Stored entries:
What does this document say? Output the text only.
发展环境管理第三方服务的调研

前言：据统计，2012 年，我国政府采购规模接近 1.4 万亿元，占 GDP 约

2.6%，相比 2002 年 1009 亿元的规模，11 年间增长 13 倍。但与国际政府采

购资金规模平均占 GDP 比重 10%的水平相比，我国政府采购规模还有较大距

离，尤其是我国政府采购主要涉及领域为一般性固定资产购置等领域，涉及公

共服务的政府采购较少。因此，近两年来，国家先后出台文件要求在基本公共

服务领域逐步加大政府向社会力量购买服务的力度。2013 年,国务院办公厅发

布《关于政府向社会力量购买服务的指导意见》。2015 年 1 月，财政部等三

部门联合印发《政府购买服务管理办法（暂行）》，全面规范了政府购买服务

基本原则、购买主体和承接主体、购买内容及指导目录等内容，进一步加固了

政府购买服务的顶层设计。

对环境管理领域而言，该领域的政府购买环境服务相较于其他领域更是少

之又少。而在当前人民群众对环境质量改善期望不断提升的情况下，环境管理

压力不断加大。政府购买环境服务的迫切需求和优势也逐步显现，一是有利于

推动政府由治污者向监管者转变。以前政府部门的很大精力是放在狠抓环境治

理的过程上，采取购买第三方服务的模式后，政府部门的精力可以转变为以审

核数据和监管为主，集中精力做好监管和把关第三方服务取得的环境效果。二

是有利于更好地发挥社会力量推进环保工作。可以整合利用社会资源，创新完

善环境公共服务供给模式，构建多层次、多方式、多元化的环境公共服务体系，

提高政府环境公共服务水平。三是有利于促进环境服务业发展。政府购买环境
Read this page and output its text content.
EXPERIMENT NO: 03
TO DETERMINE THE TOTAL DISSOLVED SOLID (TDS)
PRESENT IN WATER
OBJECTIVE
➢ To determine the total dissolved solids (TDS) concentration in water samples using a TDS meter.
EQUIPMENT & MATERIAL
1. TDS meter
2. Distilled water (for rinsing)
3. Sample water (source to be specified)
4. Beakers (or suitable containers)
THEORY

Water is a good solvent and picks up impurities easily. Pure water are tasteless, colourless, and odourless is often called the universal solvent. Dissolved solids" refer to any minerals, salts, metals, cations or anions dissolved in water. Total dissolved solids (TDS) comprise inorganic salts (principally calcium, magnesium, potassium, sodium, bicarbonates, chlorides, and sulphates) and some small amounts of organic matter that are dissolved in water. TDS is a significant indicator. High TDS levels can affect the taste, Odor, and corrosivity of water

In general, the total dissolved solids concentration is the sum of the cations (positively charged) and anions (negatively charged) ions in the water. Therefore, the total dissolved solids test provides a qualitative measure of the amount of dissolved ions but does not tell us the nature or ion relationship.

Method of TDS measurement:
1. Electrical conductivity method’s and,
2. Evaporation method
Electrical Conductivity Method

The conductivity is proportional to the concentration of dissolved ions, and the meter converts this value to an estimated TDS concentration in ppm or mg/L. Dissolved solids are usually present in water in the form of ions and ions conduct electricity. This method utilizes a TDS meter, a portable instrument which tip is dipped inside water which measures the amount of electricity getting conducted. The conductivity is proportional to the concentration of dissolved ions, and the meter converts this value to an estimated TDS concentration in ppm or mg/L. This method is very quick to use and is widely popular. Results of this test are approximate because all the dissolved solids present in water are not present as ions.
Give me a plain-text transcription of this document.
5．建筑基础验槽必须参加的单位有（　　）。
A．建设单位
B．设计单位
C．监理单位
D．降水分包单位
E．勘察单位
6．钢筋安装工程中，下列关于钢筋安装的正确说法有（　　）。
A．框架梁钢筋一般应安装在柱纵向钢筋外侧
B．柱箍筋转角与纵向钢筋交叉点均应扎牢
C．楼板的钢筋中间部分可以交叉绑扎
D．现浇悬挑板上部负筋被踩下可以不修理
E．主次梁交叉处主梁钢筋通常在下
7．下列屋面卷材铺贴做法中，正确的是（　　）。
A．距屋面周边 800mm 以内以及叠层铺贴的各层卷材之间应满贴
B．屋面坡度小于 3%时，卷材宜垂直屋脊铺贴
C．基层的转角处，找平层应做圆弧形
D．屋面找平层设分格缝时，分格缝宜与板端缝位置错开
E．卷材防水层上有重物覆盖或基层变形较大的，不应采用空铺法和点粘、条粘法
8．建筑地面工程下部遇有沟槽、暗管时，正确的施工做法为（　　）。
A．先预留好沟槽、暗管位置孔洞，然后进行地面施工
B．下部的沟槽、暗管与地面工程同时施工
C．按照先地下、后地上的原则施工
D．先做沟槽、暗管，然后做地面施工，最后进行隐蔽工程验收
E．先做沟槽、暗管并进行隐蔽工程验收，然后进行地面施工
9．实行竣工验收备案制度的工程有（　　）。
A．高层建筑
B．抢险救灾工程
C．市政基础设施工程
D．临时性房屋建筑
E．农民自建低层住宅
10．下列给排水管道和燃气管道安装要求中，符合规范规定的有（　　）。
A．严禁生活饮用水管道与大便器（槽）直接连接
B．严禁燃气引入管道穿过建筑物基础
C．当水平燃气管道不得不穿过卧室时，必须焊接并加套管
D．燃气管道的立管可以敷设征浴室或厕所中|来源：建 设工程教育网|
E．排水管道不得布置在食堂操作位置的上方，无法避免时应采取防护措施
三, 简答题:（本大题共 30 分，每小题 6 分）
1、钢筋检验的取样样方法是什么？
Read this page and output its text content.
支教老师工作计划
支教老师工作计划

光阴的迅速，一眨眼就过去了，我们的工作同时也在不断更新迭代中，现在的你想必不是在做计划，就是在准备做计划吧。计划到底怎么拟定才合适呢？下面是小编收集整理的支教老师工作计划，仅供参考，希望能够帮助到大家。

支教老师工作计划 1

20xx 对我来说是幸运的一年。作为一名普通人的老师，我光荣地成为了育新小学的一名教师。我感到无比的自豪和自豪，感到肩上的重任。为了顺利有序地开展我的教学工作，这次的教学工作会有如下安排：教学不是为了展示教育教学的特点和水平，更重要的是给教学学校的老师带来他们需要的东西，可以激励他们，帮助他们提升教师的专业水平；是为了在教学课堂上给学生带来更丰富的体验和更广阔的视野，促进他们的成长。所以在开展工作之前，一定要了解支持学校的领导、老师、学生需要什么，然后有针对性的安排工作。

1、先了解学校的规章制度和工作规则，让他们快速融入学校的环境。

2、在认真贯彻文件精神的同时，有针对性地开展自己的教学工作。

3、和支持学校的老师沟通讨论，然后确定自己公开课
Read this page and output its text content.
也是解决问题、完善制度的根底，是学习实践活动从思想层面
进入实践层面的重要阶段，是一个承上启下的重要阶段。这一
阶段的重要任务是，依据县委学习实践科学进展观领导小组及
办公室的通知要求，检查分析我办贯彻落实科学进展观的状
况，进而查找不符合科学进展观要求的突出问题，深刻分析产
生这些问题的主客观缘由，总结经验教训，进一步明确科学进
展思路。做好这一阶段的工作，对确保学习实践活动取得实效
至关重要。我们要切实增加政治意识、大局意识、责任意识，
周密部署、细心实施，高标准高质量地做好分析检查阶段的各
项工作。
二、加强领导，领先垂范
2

● WHAT IS ASKED:
Read the entries and pick out all lines that include the word "document".

● TASK RESPONSE:
What does this document say? Output the text only.
Give me a plain-text transcription of this document.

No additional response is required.